**Given problem**
Quote every line below exactly as it reads.

[Collection entries]
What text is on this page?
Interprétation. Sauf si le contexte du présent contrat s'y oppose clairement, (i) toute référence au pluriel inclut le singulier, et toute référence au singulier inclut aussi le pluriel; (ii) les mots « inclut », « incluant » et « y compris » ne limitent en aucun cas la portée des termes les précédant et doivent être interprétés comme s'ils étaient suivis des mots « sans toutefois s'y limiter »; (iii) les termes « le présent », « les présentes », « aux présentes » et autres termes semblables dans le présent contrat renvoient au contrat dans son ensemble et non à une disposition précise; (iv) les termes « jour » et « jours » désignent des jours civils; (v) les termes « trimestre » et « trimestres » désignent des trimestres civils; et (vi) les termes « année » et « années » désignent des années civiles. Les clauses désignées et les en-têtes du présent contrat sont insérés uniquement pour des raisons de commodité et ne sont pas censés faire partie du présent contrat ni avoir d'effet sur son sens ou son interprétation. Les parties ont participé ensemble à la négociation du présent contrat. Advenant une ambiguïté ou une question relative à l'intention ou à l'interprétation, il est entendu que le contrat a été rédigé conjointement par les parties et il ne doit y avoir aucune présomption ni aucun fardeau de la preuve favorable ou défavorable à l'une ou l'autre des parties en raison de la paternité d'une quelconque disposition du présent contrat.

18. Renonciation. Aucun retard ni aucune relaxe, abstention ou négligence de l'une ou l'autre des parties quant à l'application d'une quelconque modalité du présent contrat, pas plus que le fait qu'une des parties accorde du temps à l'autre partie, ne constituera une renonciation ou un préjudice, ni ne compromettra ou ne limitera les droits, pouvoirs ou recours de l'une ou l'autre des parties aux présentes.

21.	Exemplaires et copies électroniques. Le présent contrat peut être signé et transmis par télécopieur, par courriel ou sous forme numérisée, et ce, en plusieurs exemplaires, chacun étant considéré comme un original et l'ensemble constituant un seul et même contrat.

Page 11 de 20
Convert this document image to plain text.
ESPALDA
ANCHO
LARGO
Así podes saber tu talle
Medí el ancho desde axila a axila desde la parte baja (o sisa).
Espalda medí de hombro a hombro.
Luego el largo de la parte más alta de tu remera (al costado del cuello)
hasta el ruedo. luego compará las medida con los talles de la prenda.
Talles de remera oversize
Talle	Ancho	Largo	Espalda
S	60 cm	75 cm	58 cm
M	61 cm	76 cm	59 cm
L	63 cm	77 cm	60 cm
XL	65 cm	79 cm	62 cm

**Right answer**
What text is on this page?
Interprétation. Sauf si le contexte du présent contrat s'y oppose clairement, (i) toute référence au pluriel inclut le singulier, et toute référence au singulier inclut aussi le pluriel; (ii) les mots « inclut », « incluant » et « y compris » ne limitent en aucun cas la portée des termes les précédant et doivent être interprétés comme s'ils étaient suivis des mots « sans toutefois s'y limiter »; (iii) les termes « le présent », « les présentes », « aux présentes » et autres termes semblables dans le présent contrat renvoient au contrat dans son ensemble et non à une disposition précise; (iv) les termes « jour » et « jours » désignent des jours civils; (v) les termes « trimestre » et « trimestres » désignent des trimestres civils; et (vi) les termes « année » et « années » désignent des années civiles. Les clauses désignées et les en-têtes du présent contrat sont insérés uniquement pour des raisons de commodité et ne sont pas censés faire partie du présent contrat ni avoir d'effet sur son sens ou son interprétation. Les parties ont participé ensemble à la négociation du présent contrat. Advenant une ambiguïté ou une question relative à l'intention ou à l'interprétation, il est entendu que le contrat a été rédigé conjointement par les parties et il ne doit y avoir aucune présomption ni aucun fardeau de la preuve favorable ou défavorable à l'une ou l'autre des parties en raison de la paternité d'une quelconque disposition du présent contrat.

18. Renonciation. Aucun retard ni aucune relaxe, abstention ou négligence de l'une ou l'autre des parties quant à l'application d'une quelconque modalité du présent contrat, pas plus que le fait qu'une des parties accorde du temps à l'autre partie, ne constituera une renonciation ou un préjudice, ni ne compromettra ou ne limitera les droits, pouvoirs ou recours de l'une ou l'autre des parties aux présentes.

21.	Exemplaires et copies électroniques. Le présent contrat peut être signé et transmis par télécopieur, par courriel ou sous forme numérisée, et ce, en plusieurs exemplaires, chacun étant considéré comme un original et l'ensemble constituant un seul et même contrat.

Page 11 de 20
Convert this document image to plain text.
ESPALDA
ANCHO
LARGO
Así podes saber tu talle
Medí el ancho desde axila a axila desde la parte baja (o sisa).
Espalda medí de hombro a hombro.
Luego el largo de la parte más alta de tu remera (al costado del cuello)
hasta el ruedo. luego compará las medida con los talles de la prenda.
Talles de remera oversize
Talle	Ancho	Largo	Espalda
S	60 cm	75 cm	58 cm
M	61 cm	76 cm	59 cm
L	63 cm	77 cm	60 cm
XL	65 cm	79 cm	62 cm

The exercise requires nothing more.